■ TASK STATEMENT:
List all lines in the material below that contain "Film".

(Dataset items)
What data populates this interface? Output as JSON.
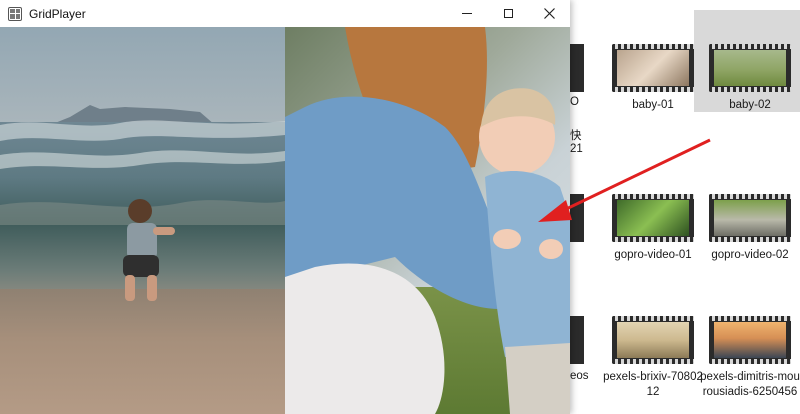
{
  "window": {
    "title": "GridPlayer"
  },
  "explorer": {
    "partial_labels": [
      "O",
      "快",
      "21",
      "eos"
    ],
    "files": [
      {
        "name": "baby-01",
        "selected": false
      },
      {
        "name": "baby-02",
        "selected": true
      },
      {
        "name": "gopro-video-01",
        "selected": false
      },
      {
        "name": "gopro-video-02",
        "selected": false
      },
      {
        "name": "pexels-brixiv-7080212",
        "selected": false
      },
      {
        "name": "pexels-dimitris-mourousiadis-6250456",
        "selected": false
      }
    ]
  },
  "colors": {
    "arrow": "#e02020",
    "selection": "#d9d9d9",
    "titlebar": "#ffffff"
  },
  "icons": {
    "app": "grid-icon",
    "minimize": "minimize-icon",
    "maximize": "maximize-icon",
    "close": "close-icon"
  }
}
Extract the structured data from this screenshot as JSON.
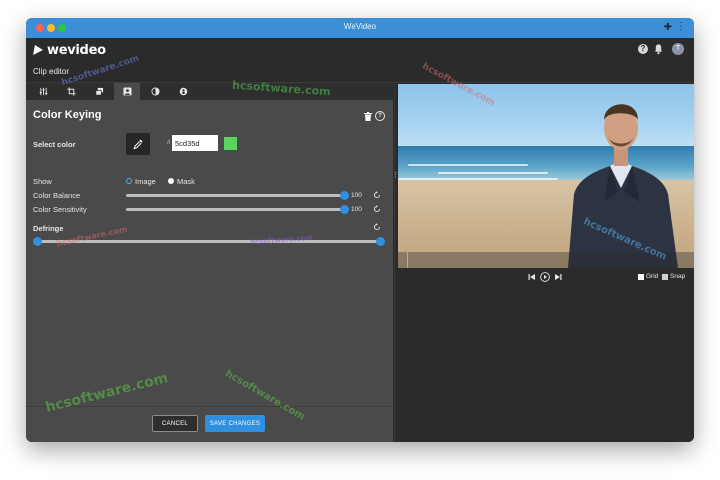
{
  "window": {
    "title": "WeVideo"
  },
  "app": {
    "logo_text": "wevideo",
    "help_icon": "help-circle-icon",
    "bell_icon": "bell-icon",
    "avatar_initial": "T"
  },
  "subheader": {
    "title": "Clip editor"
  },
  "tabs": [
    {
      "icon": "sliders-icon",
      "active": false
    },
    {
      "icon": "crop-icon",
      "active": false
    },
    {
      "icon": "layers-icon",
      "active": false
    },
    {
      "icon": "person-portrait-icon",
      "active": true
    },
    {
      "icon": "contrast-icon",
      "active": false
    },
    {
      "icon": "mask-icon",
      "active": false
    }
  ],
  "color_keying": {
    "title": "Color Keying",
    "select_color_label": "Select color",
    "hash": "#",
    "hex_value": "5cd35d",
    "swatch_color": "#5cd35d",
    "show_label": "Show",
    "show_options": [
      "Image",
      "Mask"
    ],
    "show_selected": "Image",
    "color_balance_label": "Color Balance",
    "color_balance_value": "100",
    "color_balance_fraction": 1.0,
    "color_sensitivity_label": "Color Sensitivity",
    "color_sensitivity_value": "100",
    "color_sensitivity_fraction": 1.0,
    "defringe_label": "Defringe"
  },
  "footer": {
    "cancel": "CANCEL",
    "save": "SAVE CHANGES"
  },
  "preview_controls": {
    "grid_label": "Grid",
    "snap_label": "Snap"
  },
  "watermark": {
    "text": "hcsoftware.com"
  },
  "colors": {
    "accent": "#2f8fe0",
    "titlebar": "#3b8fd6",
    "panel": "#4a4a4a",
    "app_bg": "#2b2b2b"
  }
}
* * *
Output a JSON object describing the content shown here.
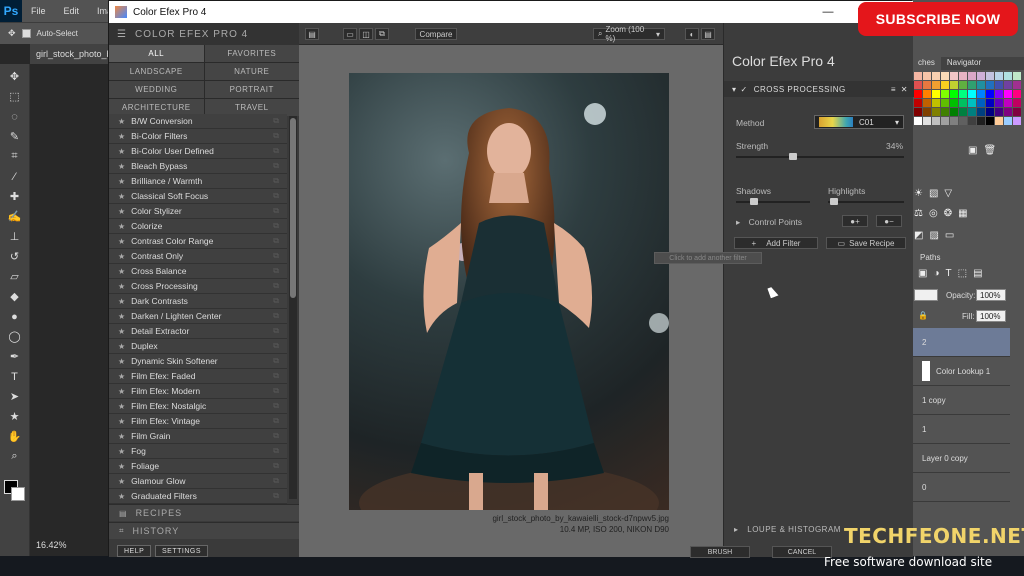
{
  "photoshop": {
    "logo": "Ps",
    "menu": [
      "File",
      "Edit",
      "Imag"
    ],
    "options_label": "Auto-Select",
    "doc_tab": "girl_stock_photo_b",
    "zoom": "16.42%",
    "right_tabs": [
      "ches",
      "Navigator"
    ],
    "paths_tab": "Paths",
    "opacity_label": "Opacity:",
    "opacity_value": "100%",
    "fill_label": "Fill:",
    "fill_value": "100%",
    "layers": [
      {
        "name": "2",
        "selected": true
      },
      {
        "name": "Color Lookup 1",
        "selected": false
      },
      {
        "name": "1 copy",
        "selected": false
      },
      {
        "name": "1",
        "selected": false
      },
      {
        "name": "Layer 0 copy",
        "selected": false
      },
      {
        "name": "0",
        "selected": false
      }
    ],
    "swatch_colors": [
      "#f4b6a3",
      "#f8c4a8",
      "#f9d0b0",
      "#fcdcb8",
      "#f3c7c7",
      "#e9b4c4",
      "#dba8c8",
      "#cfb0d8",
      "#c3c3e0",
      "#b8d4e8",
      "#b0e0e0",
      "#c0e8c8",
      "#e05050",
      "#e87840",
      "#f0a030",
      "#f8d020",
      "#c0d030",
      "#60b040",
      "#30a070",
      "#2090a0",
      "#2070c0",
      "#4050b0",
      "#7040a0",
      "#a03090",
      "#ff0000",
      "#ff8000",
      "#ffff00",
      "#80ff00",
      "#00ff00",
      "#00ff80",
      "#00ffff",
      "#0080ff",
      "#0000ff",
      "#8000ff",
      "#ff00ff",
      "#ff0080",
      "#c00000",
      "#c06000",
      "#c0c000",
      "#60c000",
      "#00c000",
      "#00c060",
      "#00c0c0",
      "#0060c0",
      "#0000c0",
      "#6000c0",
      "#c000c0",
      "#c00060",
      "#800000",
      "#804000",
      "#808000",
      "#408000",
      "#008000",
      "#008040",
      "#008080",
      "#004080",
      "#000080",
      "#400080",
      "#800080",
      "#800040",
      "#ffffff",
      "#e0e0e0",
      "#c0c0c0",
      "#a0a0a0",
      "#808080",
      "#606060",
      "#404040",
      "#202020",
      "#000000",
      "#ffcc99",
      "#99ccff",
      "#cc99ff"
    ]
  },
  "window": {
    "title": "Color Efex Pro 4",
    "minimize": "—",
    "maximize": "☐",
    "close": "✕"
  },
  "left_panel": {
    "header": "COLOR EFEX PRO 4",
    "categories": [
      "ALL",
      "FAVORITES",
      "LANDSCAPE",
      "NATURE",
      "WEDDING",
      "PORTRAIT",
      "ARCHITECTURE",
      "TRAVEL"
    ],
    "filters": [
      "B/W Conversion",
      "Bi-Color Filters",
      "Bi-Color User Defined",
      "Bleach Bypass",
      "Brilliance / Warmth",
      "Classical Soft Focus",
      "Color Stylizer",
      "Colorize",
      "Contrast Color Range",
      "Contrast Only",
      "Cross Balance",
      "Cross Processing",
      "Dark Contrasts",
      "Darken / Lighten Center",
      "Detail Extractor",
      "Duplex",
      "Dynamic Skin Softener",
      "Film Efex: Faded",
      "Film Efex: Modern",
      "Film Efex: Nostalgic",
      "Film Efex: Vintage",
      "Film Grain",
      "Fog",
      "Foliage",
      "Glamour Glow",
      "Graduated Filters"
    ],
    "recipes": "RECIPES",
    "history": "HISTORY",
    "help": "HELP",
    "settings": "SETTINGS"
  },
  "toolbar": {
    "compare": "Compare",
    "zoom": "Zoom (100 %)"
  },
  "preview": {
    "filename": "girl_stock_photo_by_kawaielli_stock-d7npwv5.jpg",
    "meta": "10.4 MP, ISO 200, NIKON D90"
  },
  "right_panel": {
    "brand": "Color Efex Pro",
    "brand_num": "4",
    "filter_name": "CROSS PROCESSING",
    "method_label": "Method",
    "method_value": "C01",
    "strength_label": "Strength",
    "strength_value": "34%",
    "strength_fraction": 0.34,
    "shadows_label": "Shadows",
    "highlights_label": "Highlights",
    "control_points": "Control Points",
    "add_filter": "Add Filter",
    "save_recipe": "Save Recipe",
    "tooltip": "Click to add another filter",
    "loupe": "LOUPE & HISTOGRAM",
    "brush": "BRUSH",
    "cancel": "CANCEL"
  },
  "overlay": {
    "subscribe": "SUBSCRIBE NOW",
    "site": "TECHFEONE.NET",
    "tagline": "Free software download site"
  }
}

■ RESULT:
      "Film Efex: Faded",
      "Film Efex: Modern",
      "Film Efex: Nostalgic",
      "Film Efex: Vintage",
      "Film Grain",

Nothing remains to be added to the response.